Records shown:
- - -

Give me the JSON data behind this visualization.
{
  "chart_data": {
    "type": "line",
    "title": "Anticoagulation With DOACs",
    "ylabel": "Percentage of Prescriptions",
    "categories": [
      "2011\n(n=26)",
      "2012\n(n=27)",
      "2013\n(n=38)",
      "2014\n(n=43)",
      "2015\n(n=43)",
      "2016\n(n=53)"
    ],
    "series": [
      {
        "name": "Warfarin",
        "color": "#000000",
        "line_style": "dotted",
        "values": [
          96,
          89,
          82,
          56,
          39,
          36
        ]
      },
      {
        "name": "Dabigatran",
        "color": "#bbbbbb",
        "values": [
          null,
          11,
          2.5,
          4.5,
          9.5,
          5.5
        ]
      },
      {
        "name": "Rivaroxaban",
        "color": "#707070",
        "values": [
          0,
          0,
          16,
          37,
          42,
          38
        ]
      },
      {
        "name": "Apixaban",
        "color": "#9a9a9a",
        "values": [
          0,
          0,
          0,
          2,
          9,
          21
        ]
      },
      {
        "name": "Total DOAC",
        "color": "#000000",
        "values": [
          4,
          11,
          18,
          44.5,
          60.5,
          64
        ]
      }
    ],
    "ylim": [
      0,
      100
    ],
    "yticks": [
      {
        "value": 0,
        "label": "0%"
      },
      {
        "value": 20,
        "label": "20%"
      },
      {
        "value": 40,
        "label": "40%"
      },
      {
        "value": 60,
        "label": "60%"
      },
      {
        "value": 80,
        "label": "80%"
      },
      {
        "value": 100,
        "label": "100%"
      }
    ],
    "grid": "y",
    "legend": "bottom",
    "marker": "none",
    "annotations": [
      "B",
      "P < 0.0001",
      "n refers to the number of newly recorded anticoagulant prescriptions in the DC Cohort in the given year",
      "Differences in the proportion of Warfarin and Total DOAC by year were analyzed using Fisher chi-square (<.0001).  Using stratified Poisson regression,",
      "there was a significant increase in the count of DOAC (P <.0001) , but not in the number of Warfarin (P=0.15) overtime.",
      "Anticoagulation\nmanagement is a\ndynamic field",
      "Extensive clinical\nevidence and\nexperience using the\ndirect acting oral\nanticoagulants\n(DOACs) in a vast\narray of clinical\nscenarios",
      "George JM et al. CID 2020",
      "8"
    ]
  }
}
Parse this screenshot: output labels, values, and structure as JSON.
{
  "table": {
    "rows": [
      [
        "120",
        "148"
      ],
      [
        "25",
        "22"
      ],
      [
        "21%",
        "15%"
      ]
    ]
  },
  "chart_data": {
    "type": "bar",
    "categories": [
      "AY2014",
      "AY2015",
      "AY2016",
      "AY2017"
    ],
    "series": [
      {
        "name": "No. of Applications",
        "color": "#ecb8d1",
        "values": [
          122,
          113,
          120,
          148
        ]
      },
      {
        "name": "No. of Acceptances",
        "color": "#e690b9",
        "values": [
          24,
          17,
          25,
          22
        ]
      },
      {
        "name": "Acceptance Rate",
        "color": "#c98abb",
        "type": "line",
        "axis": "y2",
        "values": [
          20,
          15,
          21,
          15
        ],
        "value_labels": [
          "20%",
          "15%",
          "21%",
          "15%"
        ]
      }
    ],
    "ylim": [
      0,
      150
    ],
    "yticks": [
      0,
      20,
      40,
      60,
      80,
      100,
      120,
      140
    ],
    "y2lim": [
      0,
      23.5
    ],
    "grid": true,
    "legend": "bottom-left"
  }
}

- - -

Copy, from the material, each line that holds the string "number".

Response to this task:
      "n refers to the number of newly recorded anticoagulant prescriptions in the DC Cohort in the given year",
      "there was a significant increase in the count of DOAC (P <.0001) , but not in the number of Warfarin (P=0.15) overtime.",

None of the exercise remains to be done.